● RECORDS FOR THIS EXERCISE:
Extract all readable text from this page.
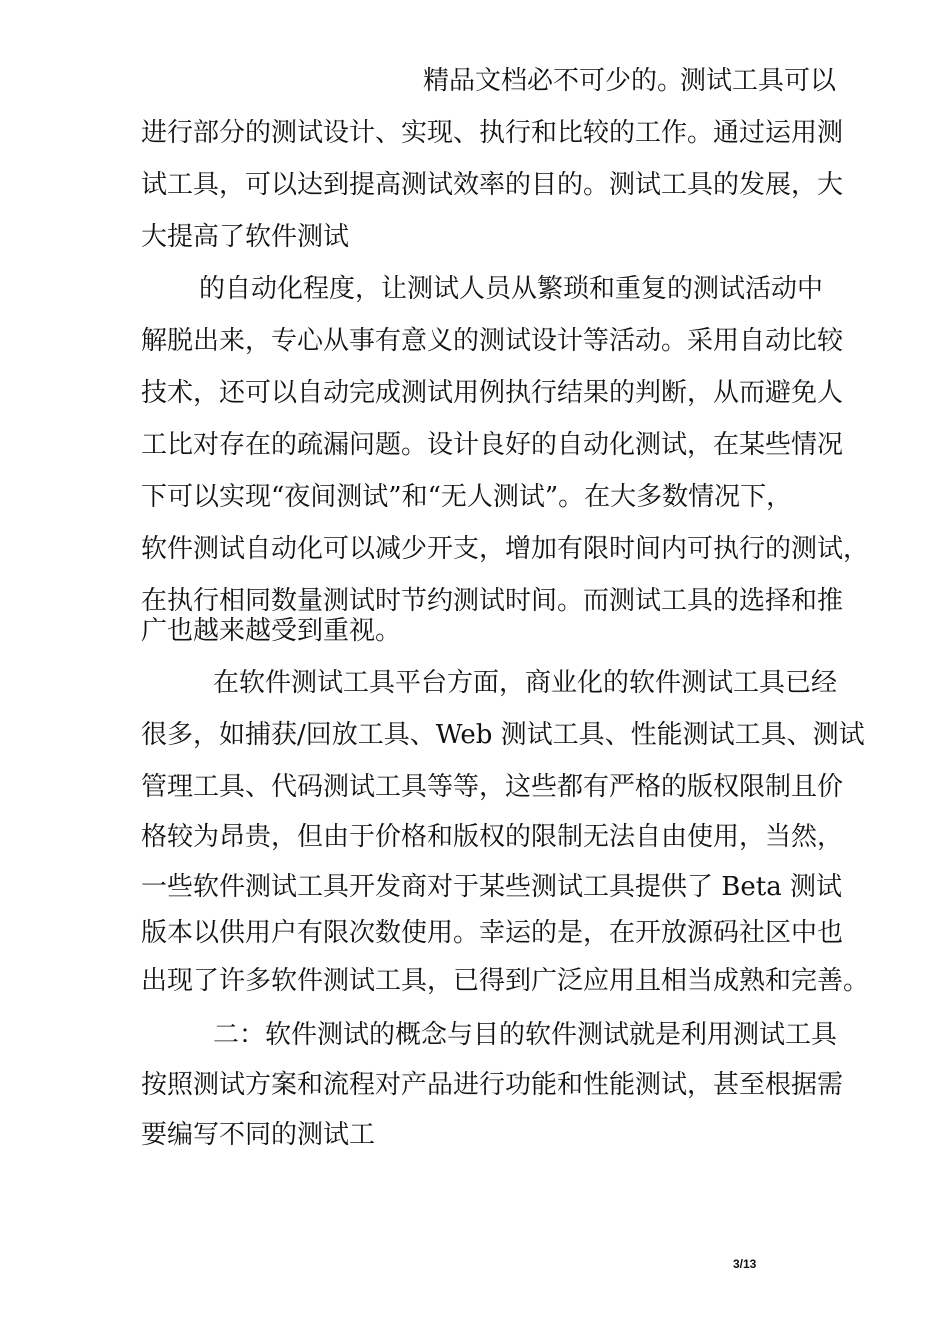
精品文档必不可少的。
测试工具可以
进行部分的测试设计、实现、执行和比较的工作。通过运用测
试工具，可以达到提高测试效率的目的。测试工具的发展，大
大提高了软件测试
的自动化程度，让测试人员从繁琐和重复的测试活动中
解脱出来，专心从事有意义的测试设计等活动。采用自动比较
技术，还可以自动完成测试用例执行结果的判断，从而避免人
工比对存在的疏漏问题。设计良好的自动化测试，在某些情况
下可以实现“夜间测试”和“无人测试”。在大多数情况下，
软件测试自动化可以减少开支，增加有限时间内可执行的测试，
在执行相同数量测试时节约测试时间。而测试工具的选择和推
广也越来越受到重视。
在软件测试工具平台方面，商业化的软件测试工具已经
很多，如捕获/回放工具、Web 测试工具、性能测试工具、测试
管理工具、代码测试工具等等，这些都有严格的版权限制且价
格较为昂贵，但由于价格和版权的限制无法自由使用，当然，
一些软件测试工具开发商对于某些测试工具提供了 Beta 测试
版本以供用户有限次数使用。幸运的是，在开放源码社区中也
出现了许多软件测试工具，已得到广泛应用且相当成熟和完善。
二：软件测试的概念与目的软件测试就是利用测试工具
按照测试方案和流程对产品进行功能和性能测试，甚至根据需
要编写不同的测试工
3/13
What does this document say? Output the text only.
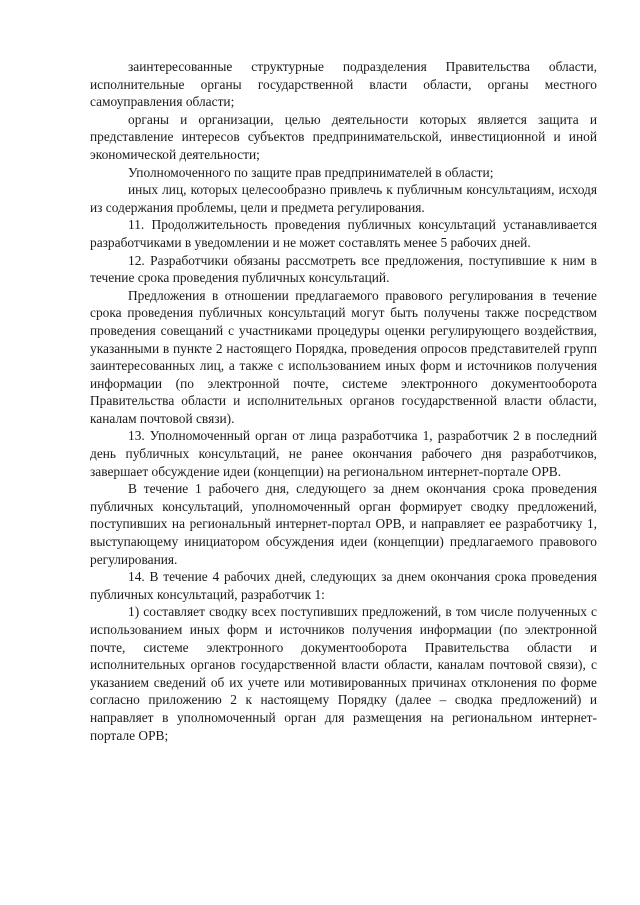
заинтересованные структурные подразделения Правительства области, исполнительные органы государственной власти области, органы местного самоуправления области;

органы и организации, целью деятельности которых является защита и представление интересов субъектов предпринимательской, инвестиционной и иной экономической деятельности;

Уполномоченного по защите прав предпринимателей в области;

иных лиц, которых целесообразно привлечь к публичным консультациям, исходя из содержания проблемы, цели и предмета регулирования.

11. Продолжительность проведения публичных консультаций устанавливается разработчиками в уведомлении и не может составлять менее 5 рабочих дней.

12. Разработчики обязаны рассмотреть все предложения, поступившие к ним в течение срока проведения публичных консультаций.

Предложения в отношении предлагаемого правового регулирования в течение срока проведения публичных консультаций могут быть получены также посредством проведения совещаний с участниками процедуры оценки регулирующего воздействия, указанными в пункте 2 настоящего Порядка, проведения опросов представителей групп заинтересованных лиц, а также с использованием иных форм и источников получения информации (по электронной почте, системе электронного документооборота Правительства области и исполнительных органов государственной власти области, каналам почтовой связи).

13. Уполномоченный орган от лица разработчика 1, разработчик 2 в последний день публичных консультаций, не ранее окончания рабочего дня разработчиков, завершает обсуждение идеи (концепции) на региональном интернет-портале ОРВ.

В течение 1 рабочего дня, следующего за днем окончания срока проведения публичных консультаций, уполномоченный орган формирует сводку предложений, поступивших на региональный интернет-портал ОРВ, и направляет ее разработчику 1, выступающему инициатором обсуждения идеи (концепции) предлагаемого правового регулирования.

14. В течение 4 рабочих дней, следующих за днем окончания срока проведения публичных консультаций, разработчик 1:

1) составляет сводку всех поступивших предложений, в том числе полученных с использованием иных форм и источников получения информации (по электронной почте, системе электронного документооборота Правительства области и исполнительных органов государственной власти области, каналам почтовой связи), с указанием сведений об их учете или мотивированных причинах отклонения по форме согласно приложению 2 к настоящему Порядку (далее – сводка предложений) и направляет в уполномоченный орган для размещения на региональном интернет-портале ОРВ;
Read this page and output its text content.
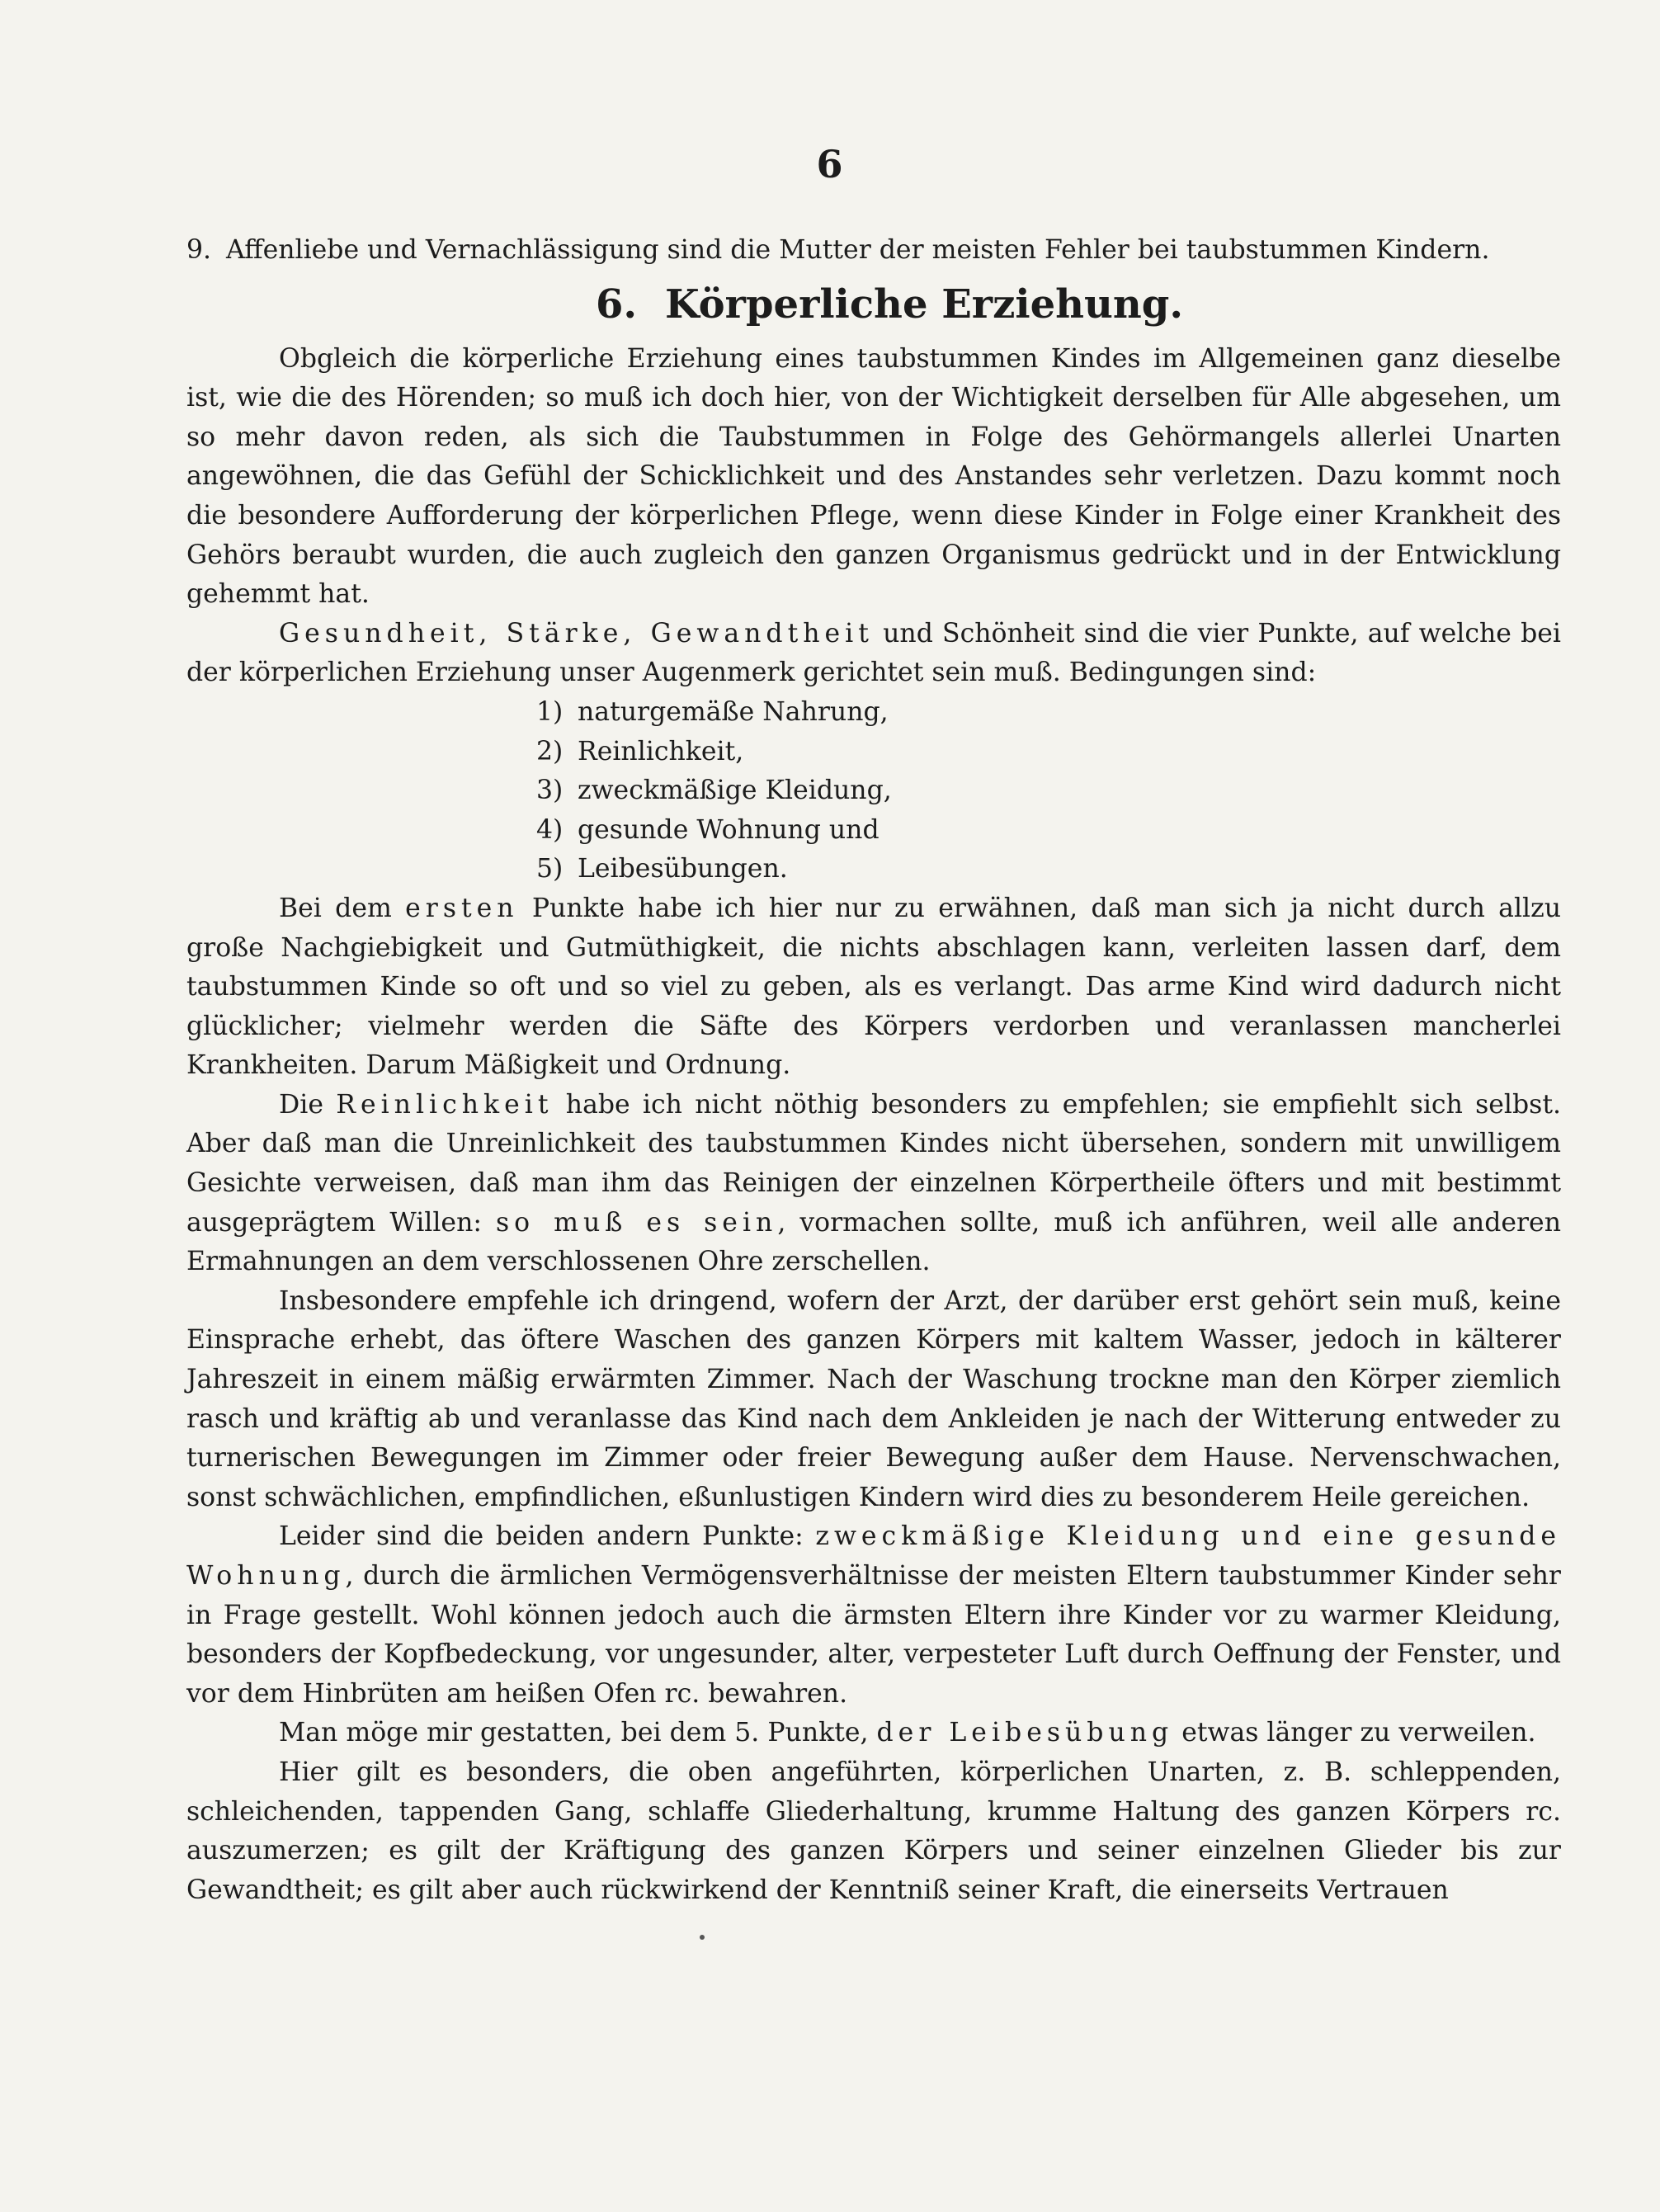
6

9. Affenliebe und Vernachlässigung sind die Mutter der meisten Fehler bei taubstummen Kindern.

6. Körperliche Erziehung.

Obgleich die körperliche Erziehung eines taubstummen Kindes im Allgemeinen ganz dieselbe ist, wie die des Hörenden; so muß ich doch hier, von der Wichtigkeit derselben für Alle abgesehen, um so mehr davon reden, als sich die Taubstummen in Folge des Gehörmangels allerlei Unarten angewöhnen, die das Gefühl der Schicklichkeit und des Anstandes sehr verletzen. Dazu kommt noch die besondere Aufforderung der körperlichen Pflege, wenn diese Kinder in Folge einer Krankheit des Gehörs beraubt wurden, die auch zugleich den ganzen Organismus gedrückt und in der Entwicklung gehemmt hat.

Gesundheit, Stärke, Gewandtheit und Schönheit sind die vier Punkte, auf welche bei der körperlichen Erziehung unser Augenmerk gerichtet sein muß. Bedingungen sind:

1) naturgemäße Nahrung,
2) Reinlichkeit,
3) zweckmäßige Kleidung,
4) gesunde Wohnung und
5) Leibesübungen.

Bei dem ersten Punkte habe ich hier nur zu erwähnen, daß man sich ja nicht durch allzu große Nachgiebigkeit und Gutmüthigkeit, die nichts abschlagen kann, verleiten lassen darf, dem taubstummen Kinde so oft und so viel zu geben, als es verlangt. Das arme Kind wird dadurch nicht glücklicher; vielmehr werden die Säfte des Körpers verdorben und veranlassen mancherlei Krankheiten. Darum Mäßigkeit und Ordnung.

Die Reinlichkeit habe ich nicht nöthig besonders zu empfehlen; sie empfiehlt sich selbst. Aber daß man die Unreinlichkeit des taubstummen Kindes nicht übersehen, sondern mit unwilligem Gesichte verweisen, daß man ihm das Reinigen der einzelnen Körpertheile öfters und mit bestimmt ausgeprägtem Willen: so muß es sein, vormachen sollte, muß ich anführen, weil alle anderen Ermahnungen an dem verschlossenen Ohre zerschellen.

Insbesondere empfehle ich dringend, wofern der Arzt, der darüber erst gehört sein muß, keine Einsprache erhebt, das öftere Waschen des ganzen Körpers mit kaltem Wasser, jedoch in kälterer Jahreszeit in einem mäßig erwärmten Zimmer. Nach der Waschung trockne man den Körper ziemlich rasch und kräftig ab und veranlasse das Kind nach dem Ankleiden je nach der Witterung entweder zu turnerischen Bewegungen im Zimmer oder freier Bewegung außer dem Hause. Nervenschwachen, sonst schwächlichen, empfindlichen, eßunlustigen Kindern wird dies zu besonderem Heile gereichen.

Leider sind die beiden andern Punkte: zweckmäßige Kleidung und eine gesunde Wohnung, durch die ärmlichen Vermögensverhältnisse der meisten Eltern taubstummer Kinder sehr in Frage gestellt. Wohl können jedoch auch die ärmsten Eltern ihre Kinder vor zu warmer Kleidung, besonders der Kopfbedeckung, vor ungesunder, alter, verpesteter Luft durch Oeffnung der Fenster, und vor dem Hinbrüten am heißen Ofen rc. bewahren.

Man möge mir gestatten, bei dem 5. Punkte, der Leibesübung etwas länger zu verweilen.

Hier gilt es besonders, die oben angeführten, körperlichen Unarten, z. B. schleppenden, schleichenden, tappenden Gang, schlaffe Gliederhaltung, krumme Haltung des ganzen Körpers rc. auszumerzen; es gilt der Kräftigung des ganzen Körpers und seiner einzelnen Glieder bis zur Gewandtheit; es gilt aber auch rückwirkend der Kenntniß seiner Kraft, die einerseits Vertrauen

● SET TASK: Work through the records line by line and tally those holding "регулирования". Reply with the number alone.

● TASK RESPONSE: 3